Saved entries

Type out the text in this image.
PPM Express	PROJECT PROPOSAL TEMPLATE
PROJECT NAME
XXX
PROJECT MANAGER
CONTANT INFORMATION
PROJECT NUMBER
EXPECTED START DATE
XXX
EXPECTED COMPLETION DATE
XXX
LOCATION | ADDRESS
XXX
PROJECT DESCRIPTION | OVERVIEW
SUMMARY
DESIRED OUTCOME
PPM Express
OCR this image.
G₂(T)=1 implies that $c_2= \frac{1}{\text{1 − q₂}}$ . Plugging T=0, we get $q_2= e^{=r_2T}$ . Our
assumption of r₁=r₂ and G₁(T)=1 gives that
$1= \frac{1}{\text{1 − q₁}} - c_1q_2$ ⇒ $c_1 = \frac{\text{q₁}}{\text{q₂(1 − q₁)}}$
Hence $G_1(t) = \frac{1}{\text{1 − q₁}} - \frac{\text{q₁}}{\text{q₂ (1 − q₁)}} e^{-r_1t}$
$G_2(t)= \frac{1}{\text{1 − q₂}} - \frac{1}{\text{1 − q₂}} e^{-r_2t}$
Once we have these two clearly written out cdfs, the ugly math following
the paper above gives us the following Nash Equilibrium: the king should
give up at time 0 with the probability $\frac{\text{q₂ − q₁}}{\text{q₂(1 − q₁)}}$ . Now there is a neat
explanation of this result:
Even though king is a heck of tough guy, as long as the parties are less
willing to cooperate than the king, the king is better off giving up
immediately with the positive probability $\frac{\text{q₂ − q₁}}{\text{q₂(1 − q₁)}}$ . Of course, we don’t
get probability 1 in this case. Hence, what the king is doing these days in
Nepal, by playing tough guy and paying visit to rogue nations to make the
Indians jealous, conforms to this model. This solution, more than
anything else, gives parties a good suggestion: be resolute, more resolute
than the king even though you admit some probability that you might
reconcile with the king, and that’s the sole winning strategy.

** WHAT YOU NEED TO DO **
Every entry must be quoted exactly as it appears above.

** RESULT OF THIS TASK **
Type out the text in this image.
PPM Express	PROJECT PROPOSAL TEMPLATE
PROJECT NAME
XXX
PROJECT MANAGER
CONTANT INFORMATION
PROJECT NUMBER
EXPECTED START DATE
XXX
EXPECTED COMPLETION DATE
XXX
LOCATION | ADDRESS
XXX
PROJECT DESCRIPTION | OVERVIEW
SUMMARY
DESIRED OUTCOME
PPM Express
OCR this image.
G₂(T)=1 implies that $c_2= \frac{1}{\text{1 − q₂}}$ . Plugging T=0, we get $q_2= e^{=r_2T}$ . Our
assumption of r₁=r₂ and G₁(T)=1 gives that
$1= \frac{1}{\text{1 − q₁}} - c_1q_2$ ⇒ $c_1 = \frac{\text{q₁}}{\text{q₂(1 − q₁)}}$
Hence $G_1(t) = \frac{1}{\text{1 − q₁}} - \frac{\text{q₁}}{\text{q₂ (1 − q₁)}} e^{-r_1t}$
$G_2(t)= \frac{1}{\text{1 − q₂}} - \frac{1}{\text{1 − q₂}} e^{-r_2t}$
Once we have these two clearly written out cdfs, the ugly math following
the paper above gives us the following Nash Equilibrium: the king should
give up at time 0 with the probability $\frac{\text{q₂ − q₁}}{\text{q₂(1 − q₁)}}$ . Now there is a neat
explanation of this result:
Even though king is a heck of tough guy, as long as the parties are less
willing to cooperate than the king, the king is better off giving up
immediately with the positive probability $\frac{\text{q₂ − q₁}}{\text{q₂(1 − q₁)}}$ . Of course, we don’t
get probability 1 in this case. Hence, what the king is doing these days in
Nepal, by playing tough guy and paying visit to rogue nations to make the
Indians jealous, conforms to this model. This solution, more than
anything else, gives parties a good suggestion: be resolute, more resolute
than the king even though you admit some probability that you might
reconcile with the king, and that’s the sole winning strategy.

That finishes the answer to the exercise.